• Fragmento del documento:
========================================

Las devotas, que vienen en grupo desde la estación de autobuses de Plaza de Armas, fijan sus miradas en la mesa de venta de recuerdos (merchandising por lo divino). El artículo más demandado es el novenario de Santa Ana, aunque también hay quien se interesa por el libro que contiene la historia de la real parroquia. Algunos se llevan una ingrata sorpresa. En esta era digital y del dinero de plástico, no se dispone de datáfono para las tarjetas bancarias. Las fieles de mayor edad -el género femenino resulta hegemónico-, precavidas por los años de experiencia acumulada, no corren riesgo y acuden con su monedero lleno de "chatarra" para tales asuntos.
Bajo las bóvedas ojivales de Santa Ana, un reguero de devotas toma asiento en primera fila. El rosario comienza en pocos minutos. Lo reza el párroco, don Manuel Soria, quien pide un poco de silencio y compostura. Accede a la petición de una feligresa de pasar una foto por el manto de la titular del templo. La Abuela, la Madre y el Niño están a escasa altura, a los pies de los escalones que conducen al imponente retablo renacentista con pinturas de Pedro Campaña, objeto de unas de la más importantes labores de restauración acometidas a principios de este siglo. Lo preside San Joaquín, que también está de celebración.

========================================

• Datos proporcionados:
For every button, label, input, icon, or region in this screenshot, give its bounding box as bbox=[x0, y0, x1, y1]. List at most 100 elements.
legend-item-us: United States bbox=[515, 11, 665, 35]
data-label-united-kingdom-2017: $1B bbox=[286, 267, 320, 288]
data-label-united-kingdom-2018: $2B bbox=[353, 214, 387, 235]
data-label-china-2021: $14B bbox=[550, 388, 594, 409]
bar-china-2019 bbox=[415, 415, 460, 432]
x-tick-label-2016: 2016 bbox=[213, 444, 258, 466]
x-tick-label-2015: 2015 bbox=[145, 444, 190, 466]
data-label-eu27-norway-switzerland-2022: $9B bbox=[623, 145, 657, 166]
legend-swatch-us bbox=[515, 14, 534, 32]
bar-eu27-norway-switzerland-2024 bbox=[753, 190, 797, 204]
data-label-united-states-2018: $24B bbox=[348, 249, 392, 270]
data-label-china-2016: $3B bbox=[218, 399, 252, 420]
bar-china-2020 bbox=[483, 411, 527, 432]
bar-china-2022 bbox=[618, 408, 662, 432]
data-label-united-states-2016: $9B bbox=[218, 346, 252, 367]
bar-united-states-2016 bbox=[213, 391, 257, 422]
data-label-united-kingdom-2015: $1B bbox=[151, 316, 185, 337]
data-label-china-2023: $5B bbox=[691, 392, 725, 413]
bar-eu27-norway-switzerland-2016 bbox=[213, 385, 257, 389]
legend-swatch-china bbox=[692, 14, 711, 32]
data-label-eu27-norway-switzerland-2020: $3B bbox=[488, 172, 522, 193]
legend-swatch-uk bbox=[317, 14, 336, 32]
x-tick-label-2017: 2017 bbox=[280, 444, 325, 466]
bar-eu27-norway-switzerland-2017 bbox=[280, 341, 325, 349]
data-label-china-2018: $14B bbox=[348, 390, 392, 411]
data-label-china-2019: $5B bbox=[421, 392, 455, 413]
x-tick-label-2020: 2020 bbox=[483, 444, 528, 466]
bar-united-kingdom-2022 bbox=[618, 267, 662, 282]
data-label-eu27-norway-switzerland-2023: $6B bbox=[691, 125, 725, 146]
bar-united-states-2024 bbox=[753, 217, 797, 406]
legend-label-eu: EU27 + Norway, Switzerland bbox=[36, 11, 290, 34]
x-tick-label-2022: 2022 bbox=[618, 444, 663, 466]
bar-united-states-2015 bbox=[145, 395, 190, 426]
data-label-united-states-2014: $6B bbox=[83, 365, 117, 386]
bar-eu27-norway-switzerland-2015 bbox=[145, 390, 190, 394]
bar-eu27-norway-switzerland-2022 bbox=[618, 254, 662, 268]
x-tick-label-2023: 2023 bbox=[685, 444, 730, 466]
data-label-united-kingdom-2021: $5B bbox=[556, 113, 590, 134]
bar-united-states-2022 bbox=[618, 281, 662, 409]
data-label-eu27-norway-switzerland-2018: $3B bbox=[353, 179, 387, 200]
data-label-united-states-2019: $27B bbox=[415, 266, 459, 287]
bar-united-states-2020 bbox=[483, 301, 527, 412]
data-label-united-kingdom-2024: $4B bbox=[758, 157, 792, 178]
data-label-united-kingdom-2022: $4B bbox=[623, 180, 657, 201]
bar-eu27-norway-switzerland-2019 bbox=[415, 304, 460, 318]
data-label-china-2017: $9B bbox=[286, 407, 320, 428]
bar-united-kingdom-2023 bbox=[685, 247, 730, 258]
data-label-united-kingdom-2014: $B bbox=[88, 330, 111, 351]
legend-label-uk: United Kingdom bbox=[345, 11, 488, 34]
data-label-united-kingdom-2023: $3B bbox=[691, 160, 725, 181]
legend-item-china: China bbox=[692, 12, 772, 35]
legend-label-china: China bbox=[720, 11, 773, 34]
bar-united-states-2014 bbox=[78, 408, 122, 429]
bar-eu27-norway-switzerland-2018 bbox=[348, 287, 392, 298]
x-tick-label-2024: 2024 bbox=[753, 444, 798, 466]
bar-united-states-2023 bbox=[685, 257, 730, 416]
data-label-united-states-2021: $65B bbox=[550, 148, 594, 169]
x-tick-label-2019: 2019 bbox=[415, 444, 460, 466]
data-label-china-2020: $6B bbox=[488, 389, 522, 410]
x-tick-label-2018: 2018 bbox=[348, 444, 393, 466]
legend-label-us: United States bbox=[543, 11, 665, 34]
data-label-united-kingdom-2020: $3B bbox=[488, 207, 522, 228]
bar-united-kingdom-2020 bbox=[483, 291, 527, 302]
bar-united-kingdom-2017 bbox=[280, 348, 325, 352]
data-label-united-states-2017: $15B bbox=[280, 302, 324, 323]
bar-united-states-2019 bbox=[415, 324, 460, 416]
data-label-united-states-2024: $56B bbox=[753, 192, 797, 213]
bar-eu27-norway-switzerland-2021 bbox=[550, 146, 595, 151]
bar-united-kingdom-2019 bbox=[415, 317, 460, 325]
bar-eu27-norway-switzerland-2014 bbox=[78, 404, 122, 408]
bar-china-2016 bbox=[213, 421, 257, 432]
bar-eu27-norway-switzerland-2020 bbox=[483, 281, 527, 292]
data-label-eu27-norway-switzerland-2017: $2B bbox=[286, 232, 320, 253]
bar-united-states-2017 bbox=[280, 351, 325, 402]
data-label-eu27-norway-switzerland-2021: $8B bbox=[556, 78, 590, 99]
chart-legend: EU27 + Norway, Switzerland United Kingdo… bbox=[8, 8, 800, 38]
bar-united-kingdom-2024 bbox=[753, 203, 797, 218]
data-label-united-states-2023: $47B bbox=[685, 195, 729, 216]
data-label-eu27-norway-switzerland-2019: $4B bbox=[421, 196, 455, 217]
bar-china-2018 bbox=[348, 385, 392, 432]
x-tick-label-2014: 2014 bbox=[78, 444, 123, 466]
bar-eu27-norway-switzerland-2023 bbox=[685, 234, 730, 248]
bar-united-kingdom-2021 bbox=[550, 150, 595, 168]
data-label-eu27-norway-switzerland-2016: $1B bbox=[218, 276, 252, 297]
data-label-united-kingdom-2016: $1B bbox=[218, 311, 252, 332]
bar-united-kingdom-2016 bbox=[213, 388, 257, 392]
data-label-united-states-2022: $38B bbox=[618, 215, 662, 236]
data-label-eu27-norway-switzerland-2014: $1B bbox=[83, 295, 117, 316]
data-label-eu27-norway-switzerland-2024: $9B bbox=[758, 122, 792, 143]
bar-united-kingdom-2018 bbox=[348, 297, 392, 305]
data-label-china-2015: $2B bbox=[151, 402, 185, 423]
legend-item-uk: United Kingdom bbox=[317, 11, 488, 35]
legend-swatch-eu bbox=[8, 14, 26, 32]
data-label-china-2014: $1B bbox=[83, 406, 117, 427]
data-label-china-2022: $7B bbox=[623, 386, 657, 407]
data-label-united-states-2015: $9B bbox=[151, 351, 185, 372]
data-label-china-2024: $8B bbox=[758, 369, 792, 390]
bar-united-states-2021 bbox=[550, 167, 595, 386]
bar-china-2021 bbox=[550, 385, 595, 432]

========================================

• Tareas:
1: Reproduce del fragmento sobre Santa Ana todo lo que va desde «Las devotas, que» hasta «para tales asuntos.».
2: Retoma el fragmento sobre Santa Ana en el punto en que se detiene y continúa su redacción.
Las entradas no tienen relación con el fragmento sobre Santa Ana.

• Respuestas:
1:
Las devotas, que vienen en grupo desde la estación de autobuses de Plaza de Armas, fijan sus miradas en la mesa de venta de recuerdos (merchandising por lo divino). El artículo más demandado es el novenario de Santa Ana, aunque también hay quien se interesa por el libro que contiene la historia de la real parroquia. Algunos se llevan una ingrata sorpresa. En esta era digital y del dinero de plástico, no se dispone de datáfono para las tarjetas bancarias. Las fieles de mayor edad -el género femenino resulta hegemónico-, precavidas por los años de experiencia acumulada, no corren riesgo y acuden con su monedero lleno de "chatarra" para tales asuntos.

2:
Todo lo que rodea al conjunto iconográfico expuesto en veneración se aleja de cualquier atisbo de sofisticación cofradiera. Macetas de pilistras, helechos y mejorana se entremezclan con las varas de nardos, dispuestas sin simetría alguna en jarrones cerámicos. Como fondo de las sagradas imágenes, el frontal bordado del siglo XVII, que, según me cuentan, sirvió de inspiración a Juan Manuel Rodríguez Ojeda para diseñar el palio de la cofradía del Gran Poder. Remata el conjunto un paño con bordados en sedas de colores, a semajanza del de los mantones de manila, que cubre la grada donde se sitúan Santa Ana y la Virgen. Enser que, a la vista está, no ha conocido una buena plancha en los últimos tiempos.
Es viernes y el párroco reza los misterios dolorosos. El coro interpreta el rosario cantado que tanto popularizó la Hermandad del Rocío de Gines. Ecos de guitarra en una mañana que acaba de salir de la cama, resacosa. En pocos minutos se celebra la misa dedicada a los abuelos, figura familiar sin la que muchos hogares no entenderían la ansiada conciliación laboral y personal. Siguen llegando devotas de ciertad edad y también algunos jóvenes, de idéntico molde: cubanas y zapatos de esparto.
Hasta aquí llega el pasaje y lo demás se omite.